◆ **DIRECTIVE**
State only how many lines contain the string "Event".

--- begin INFORMATION SHOWN ---

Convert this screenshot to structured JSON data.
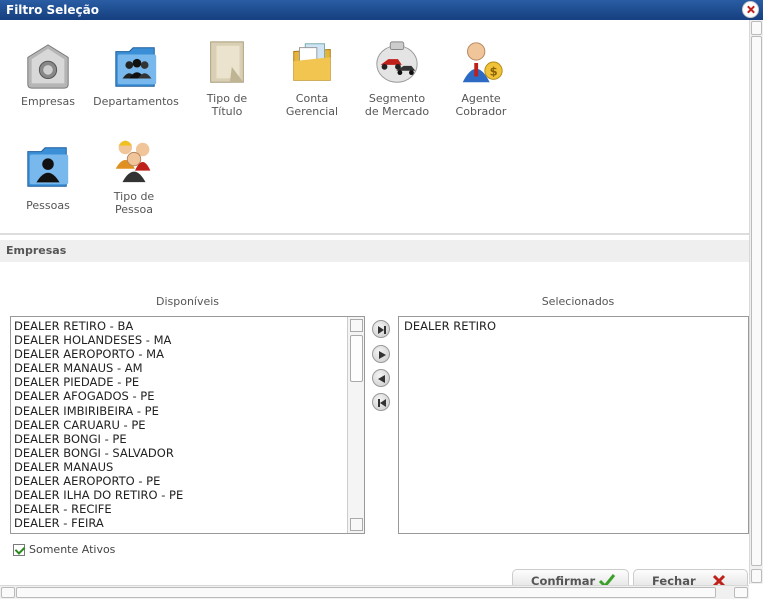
{
  "window": {
    "title": "Filtro Seleção"
  },
  "categories": [
    {
      "label": "Empresas",
      "icon": "safe-icon"
    },
    {
      "label": "Departamentos",
      "icon": "people-folder-icon"
    },
    {
      "label": "Tipo de\nTítulo",
      "icon": "document-icon"
    },
    {
      "label": "Conta\nGerencial",
      "icon": "folder-notes-icon"
    },
    {
      "label": "Segmento\nde Mercado",
      "icon": "cars-icon"
    },
    {
      "label": "Agente\nCobrador",
      "icon": "collector-icon"
    },
    {
      "label": "Pessoas",
      "icon": "person-folder-icon"
    },
    {
      "label": "Tipo de\nPessoa",
      "icon": "workers-icon"
    }
  ],
  "section": {
    "title": "Empresas"
  },
  "available": {
    "header": "Disponíveis",
    "items": [
      "DEALER RETIRO - BA",
      "DEALER HOLANDESES - MA",
      "DEALER AEROPORTO - MA",
      "DEALER MANAUS - AM",
      "DEALER PIEDADE - PE",
      "DEALER AFOGADOS - PE",
      "DEALER IMBIRIBEIRA - PE",
      "DEALER CARUARU - PE",
      "DEALER BONGI - PE",
      "DEALER BONGI - SALVADOR",
      "DEALER MANAUS",
      "DEALER AEROPORTO - PE",
      "DEALER ILHA DO RETIRO - PE",
      "DEALER - RECIFE",
      "DEALER - FEIRA"
    ]
  },
  "selected": {
    "header": "Selecionados",
    "items": [
      "DEALER RETIRO"
    ]
  },
  "options": {
    "only_active": "Somente Ativos",
    "only_active_checked": true
  },
  "footer": {
    "confirm": "Confirmar",
    "close": "Fechar"
  },
  "colors": {
    "titlebar": "#1f4f95",
    "check": "#2a8a1e",
    "close": "#c0201a"
  }
}
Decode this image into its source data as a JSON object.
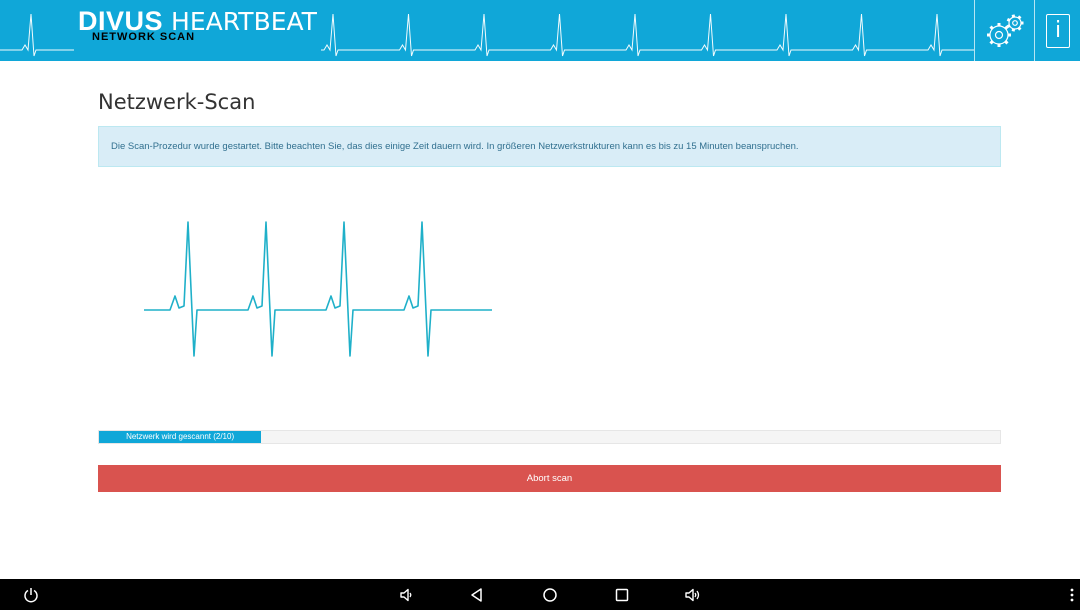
{
  "header": {
    "brand_part1": "DIVUS",
    "brand_part2": "HEARTBEAT",
    "subtitle": "NETWORK SCAN",
    "settings_icon": "gears-icon",
    "info_label": "i"
  },
  "main": {
    "title": "Netzwerk-Scan",
    "alert_text": "Die Scan-Prozedur wurde gestartet. Bitte beachten Sie, das dies einige Zeit dauern wird. In größeren Netzwerkstrukturen kann es bis zu 15 Minuten beanspruchen.",
    "progress": {
      "label": "Netzwerk wird gescannt (2/10)",
      "current": 2,
      "total": 10,
      "bar_fraction": 0.18
    },
    "abort_label": "Abort scan"
  },
  "navbar": {
    "icons": [
      "power-icon",
      "volume-down-icon",
      "back-icon",
      "home-icon",
      "recents-icon",
      "volume-up-icon",
      "more-vertical-icon"
    ]
  },
  "colors": {
    "brand": "#10a7d8",
    "alert_bg": "#d9edf7",
    "alert_text": "#31708f",
    "danger": "#d9534f",
    "ecg_stroke": "#1fb0c9"
  }
}
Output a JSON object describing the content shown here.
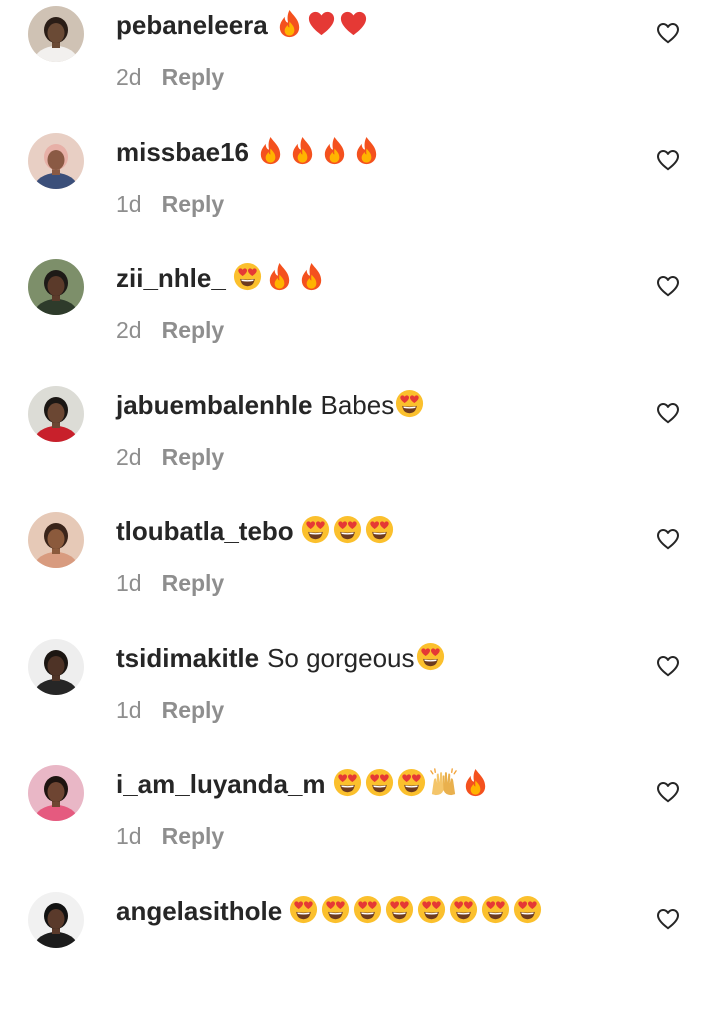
{
  "comments": [
    {
      "username": "pebaneleera",
      "text": "",
      "emojis": [
        "fire",
        "red-heart",
        "red-heart"
      ],
      "time": "2d",
      "reply_label": "Reply",
      "avatar": {
        "bg": "#cfc2b4",
        "skin": "#6a4a35",
        "hair": "#2a1d16",
        "cloth": "#f2f0ee"
      }
    },
    {
      "username": "missbae16",
      "text": "",
      "emojis": [
        "fire",
        "fire",
        "fire",
        "fire"
      ],
      "time": "1d",
      "reply_label": "Reply",
      "avatar": {
        "bg": "#e8cfc4",
        "skin": "#8a5a44",
        "hair": "#e7b0a7",
        "cloth": "#3b4f7a"
      }
    },
    {
      "username": "zii_nhle_",
      "text": "",
      "emojis": [
        "heart-eyes",
        "fire",
        "fire"
      ],
      "time": "2d",
      "reply_label": "Reply",
      "avatar": {
        "bg": "#7d8f6a",
        "skin": "#5b3a2a",
        "hair": "#1e1a17",
        "cloth": "#2e3b2b"
      }
    },
    {
      "username": "jabuembalenhle",
      "text": "Babes",
      "emojis": [
        "heart-eyes"
      ],
      "time": "2d",
      "reply_label": "Reply",
      "avatar": {
        "bg": "#dcdcd6",
        "skin": "#6b4733",
        "hair": "#1b1714",
        "cloth": "#c8202b"
      }
    },
    {
      "username": "tloubatla_tebo",
      "text": "",
      "emojis": [
        "heart-eyes",
        "heart-eyes",
        "heart-eyes"
      ],
      "time": "1d",
      "reply_label": "Reply",
      "avatar": {
        "bg": "#e6c9b7",
        "skin": "#8b5a3c",
        "hair": "#3a241a",
        "cloth": "#d89b7f"
      }
    },
    {
      "username": "tsidimakitle",
      "text": "So gorgeous",
      "emojis": [
        "heart-eyes"
      ],
      "time": "1d",
      "reply_label": "Reply",
      "avatar": {
        "bg": "#eeeeee",
        "skin": "#4e3326",
        "hair": "#1c1612",
        "cloth": "#262626"
      }
    },
    {
      "username": "i_am_luyanda_m",
      "text": "",
      "emojis": [
        "heart-eyes",
        "heart-eyes",
        "heart-eyes",
        "raising-hands",
        "fire"
      ],
      "time": "1d",
      "reply_label": "Reply",
      "avatar": {
        "bg": "#e9b7c6",
        "skin": "#6e4532",
        "hair": "#1e1410",
        "cloth": "#e55a7f"
      }
    },
    {
      "username": "angelasithole",
      "text": "",
      "emojis": [
        "heart-eyes",
        "heart-eyes",
        "heart-eyes",
        "heart-eyes",
        "heart-eyes",
        "heart-eyes",
        "heart-eyes",
        "heart-eyes"
      ],
      "time": "",
      "reply_label": "",
      "avatar": {
        "bg": "#f1f1f1",
        "skin": "#5a3a2b",
        "hair": "#121212",
        "cloth": "#1c1c1c"
      }
    }
  ],
  "colors": {
    "text": "#262626",
    "secondary": "#8e8e8e",
    "fire_outer": "#f4511e",
    "fire_inner": "#ffb300",
    "heart": "#e53935",
    "emoji_face": "#fbc02d"
  },
  "icons": {
    "like": "heart-outline-icon"
  }
}
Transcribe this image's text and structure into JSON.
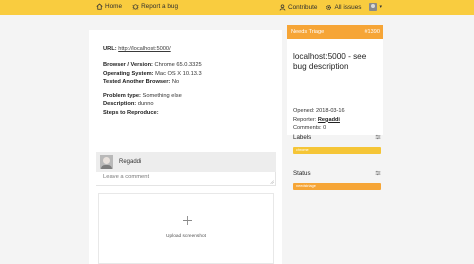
{
  "nav": {
    "home": "Home",
    "report": "Report a bug",
    "contribute": "Contribute",
    "all_issues": "All issues"
  },
  "report": {
    "url_label": "URL:",
    "url_value": "http://localhost:5000/",
    "browser_label": "Browser / Version:",
    "browser_value": "Chrome 65.0.3325",
    "os_label": "Operating System:",
    "os_value": "Mac OS X 10.13.3",
    "tested_label": "Tested Another Browser:",
    "tested_value": "No",
    "problem_label": "Problem type:",
    "problem_value": "Something else",
    "desc_label": "Description:",
    "desc_value": "dunno",
    "steps_label": "Steps to Reproduce:"
  },
  "comment": {
    "username": "Regaddi",
    "placeholder": "Leave a comment"
  },
  "upload": {
    "label": "Upload screenshot"
  },
  "sidebar": {
    "status_text": "Needs Triage",
    "issue_number": "#1390",
    "title": "localhost:5000 - see bug description",
    "opened": "Opened: 2018-03-16",
    "reporter_label": "Reporter:",
    "reporter_name": "Regaddi",
    "comments": "Comments: 0",
    "labels_title": "Labels",
    "label_tag": "chrome",
    "status_title": "Status",
    "status_tag": "needstriage"
  },
  "colors": {
    "topbar": "#f9cc3f",
    "triage": "#f6a536",
    "label_chrome": "#f5c536",
    "label_status": "#f6a536"
  },
  "icons": {
    "home": "home-icon",
    "report": "bug-icon",
    "contribute": "user-icon",
    "all_issues": "gear-icon"
  }
}
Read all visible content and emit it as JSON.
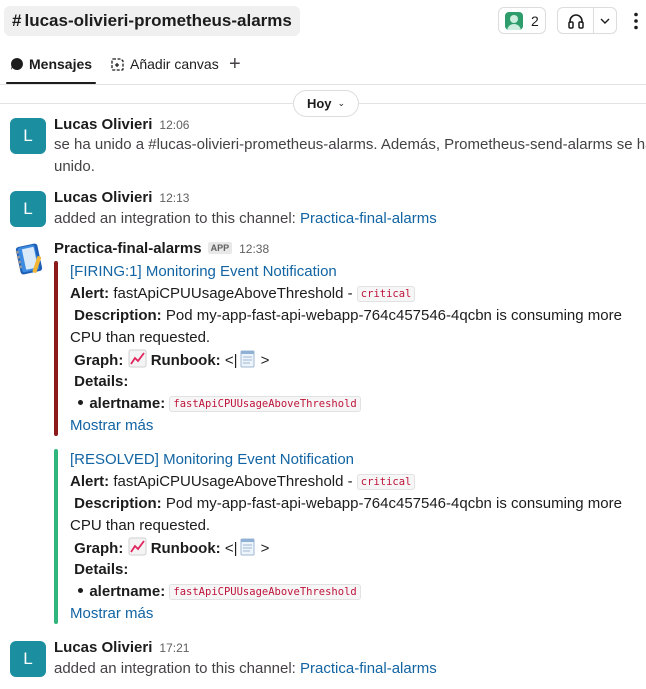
{
  "channel": {
    "hash": "#",
    "name": "lucas-olivieri-prometheus-alarms"
  },
  "header": {
    "member_count": "2"
  },
  "tabs": {
    "messages": "Mensajes",
    "canvas": "Añadir canvas",
    "add": "+"
  },
  "date_divider": {
    "label": "Hoy"
  },
  "messages": [
    {
      "avatar_letter": "L",
      "sender": "Lucas Olivieri",
      "time": "12:06",
      "text_line1": "se ha unido a #lucas-olivieri-prometheus-alarms. Además, Prometheus-send-alarms se ha",
      "text_line2": "unido."
    },
    {
      "avatar_letter": "L",
      "sender": "Lucas Olivieri",
      "time": "12:13",
      "text": "added an integration to this channel: ",
      "link": "Practica-final-alarms"
    },
    {
      "sender": "Practica-final-alarms",
      "badge": "APP",
      "time": "12:38",
      "attachments": [
        {
          "color": "#8b1a1a",
          "title": "[FIRING:1] Monitoring Event Notification",
          "alert_label": "Alert:",
          "alert_value": " fastApiCPUUsageAboveThreshold - ",
          "severity": "critical",
          "description_label": "Description:",
          "description_line1": " Pod my-app-fast-api-webapp-764c457546-4qcbn is consuming more",
          "description_line2": "CPU than requested.",
          "graph_label": "Graph:",
          "runbook_label": "Runbook:",
          "runbook_open": " <|",
          "runbook_close": ">",
          "details_label": "Details:",
          "alertname_label": "alertname:",
          "alertname_value": "fastApiCPUUsageAboveThreshold",
          "show_more": "Mostrar más"
        },
        {
          "color": "#2eb67d",
          "title": "[RESOLVED] Monitoring Event Notification",
          "alert_label": "Alert:",
          "alert_value": " fastApiCPUUsageAboveThreshold - ",
          "severity": "critical",
          "description_label": "Description:",
          "description_line1": " Pod my-app-fast-api-webapp-764c457546-4qcbn is consuming more",
          "description_line2": "CPU than requested.",
          "graph_label": "Graph:",
          "runbook_label": "Runbook:",
          "runbook_open": " <|",
          "runbook_close": ">",
          "details_label": "Details:",
          "alertname_label": "alertname:",
          "alertname_value": "fastApiCPUUsageAboveThreshold",
          "show_more": "Mostrar más"
        }
      ]
    },
    {
      "avatar_letter": "L",
      "sender": "Lucas Olivieri",
      "time": "17:21",
      "text": "added an integration to this channel: ",
      "link": "Practica-final-alarms"
    }
  ],
  "icons": {
    "members": "user-avatar-icon",
    "huddle": "headphones-icon",
    "more": "kebab-icon",
    "messages_tab": "chat-bubble-icon",
    "canvas_tab": "canvas-icon",
    "graph": "chart-increasing-emoji",
    "runbook": "notepad-emoji",
    "bot": "notebook-app-icon"
  }
}
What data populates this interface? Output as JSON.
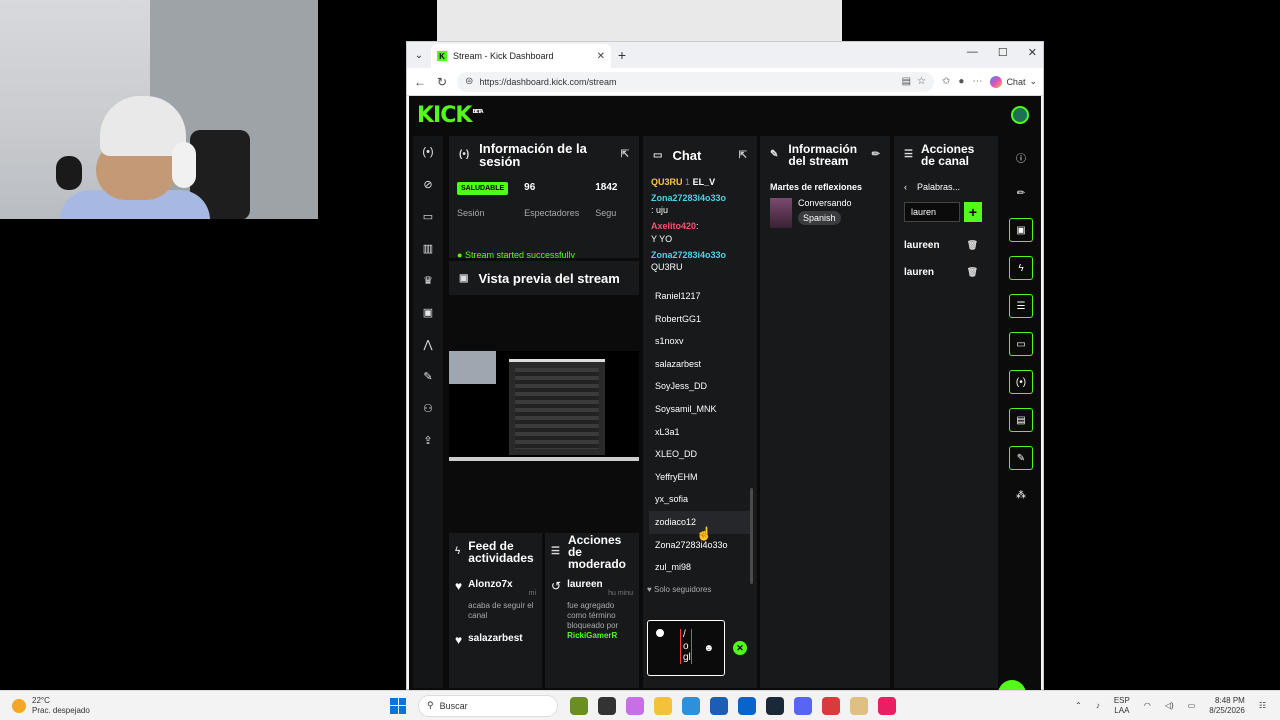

--- end INFORMATION SHOWN ---

◆ **TASK RESULT**
2